## Exercise
Print out every record exactly as it appears.

======== Information supplied

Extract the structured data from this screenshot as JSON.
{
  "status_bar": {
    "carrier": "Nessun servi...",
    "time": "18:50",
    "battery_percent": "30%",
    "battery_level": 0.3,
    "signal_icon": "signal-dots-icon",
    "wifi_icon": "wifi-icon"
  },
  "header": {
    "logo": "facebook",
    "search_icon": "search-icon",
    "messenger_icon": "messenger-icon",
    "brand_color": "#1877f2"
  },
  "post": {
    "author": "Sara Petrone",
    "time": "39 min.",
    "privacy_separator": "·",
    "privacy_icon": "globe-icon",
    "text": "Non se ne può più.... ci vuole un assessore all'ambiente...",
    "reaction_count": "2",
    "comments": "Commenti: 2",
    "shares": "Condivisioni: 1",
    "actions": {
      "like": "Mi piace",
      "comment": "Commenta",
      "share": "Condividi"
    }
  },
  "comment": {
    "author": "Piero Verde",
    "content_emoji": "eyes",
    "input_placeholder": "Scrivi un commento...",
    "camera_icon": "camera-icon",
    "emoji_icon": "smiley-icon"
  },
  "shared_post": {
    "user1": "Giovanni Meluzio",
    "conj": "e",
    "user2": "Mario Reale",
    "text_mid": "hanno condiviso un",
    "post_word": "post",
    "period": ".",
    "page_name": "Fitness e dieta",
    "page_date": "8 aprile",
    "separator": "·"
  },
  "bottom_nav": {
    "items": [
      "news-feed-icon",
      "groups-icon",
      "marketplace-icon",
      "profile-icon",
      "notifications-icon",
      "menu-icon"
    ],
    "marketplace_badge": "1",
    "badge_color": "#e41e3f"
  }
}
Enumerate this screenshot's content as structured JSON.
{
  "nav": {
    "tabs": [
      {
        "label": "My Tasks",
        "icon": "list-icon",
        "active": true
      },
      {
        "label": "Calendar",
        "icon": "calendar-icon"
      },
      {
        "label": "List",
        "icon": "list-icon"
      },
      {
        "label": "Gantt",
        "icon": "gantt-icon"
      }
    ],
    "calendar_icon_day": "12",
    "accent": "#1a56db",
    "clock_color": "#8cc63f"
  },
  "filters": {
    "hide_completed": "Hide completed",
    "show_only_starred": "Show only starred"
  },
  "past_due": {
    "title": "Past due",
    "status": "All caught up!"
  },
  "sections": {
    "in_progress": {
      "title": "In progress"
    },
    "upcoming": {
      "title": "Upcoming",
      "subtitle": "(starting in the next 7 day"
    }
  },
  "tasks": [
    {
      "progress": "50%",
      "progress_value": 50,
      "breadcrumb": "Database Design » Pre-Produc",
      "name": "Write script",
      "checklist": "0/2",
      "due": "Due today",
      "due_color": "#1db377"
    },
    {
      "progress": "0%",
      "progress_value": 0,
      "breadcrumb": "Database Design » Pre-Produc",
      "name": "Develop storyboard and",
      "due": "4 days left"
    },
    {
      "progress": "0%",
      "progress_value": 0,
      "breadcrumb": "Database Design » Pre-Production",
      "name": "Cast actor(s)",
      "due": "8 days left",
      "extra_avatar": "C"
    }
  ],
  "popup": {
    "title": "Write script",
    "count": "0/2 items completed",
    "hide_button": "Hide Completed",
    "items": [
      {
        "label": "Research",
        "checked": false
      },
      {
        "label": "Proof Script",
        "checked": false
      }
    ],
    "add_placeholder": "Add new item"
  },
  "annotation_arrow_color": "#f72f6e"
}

================

## Solved problem
Extract the structured data from this screenshot as JSON.
{
  "status_bar": {
    "carrier": "Nessun servi...",
    "time": "18:50",
    "battery_percent": "30%",
    "battery_level": 0.3,
    "signal_icon": "signal-dots-icon",
    "wifi_icon": "wifi-icon"
  },
  "header": {
    "logo": "facebook",
    "search_icon": "search-icon",
    "messenger_icon": "messenger-icon",
    "brand_color": "#1877f2"
  },
  "post": {
    "author": "Sara Petrone",
    "time": "39 min.",
    "privacy_separator": "·",
    "privacy_icon": "globe-icon",
    "text": "Non se ne può più.... ci vuole un assessore all'ambiente...",
    "reaction_count": "2",
    "comments": "Commenti: 2",
    "shares": "Condivisioni: 1",
    "actions": {
      "like": "Mi piace",
      "comment": "Commenta",
      "share": "Condividi"
    }
  },
  "comment": {
    "author": "Piero Verde",
    "content_emoji": "eyes",
    "input_placeholder": "Scrivi un commento...",
    "camera_icon": "camera-icon",
    "emoji_icon": "smiley-icon"
  },
  "shared_post": {
    "user1": "Giovanni Meluzio",
    "conj": "e",
    "user2": "Mario Reale",
    "text_mid": "hanno condiviso un",
    "post_word": "post",
    "period": ".",
    "page_name": "Fitness e dieta",
    "page_date": "8 aprile",
    "separator": "·"
  },
  "bottom_nav": {
    "items": [
      "news-feed-icon",
      "groups-icon",
      "marketplace-icon",
      "profile-icon",
      "notifications-icon",
      "menu-icon"
    ],
    "marketplace_badge": "1",
    "badge_color": "#e41e3f"
  }
}
Enumerate this screenshot's content as structured JSON.
{
  "nav": {
    "tabs": [
      {
        "label": "My Tasks",
        "icon": "list-icon",
        "active": true
      },
      {
        "label": "Calendar",
        "icon": "calendar-icon"
      },
      {
        "label": "List",
        "icon": "list-icon"
      },
      {
        "label": "Gantt",
        "icon": "gantt-icon"
      }
    ],
    "calendar_icon_day": "12",
    "accent": "#1a56db",
    "clock_color": "#8cc63f"
  },
  "filters": {
    "hide_completed": "Hide completed",
    "show_only_starred": "Show only starred"
  },
  "past_due": {
    "title": "Past due",
    "status": "All caught up!"
  },
  "sections": {
    "in_progress": {
      "title": "In progress"
    },
    "upcoming": {
      "title": "Upcoming",
      "subtitle": "(starting in the next 7 day"
    }
  },
  "tasks": [
    {
      "progress": "50%",
      "progress_value": 50,
      "breadcrumb": "Database Design » Pre-Produc",
      "name": "Write script",
      "checklist": "0/2",
      "due": "Due today",
      "due_color": "#1db377"
    },
    {
      "progress": "0%",
      "progress_value": 0,
      "breadcrumb": "Database Design » Pre-Produc",
      "name": "Develop storyboard and",
      "due": "4 days left"
    },
    {
      "progress": "0%",
      "progress_value": 0,
      "breadcrumb": "Database Design » Pre-Production",
      "name": "Cast actor(s)",
      "due": "8 days left",
      "extra_avatar": "C"
    }
  ],
  "popup": {
    "title": "Write script",
    "count": "0/2 items completed",
    "hide_button": "Hide Completed",
    "items": [
      {
        "label": "Research",
        "checked": false
      },
      {
        "label": "Proof Script",
        "checked": false
      }
    ],
    "add_placeholder": "Add new item"
  },
  "annotation_arrow_color": "#f72f6e"
}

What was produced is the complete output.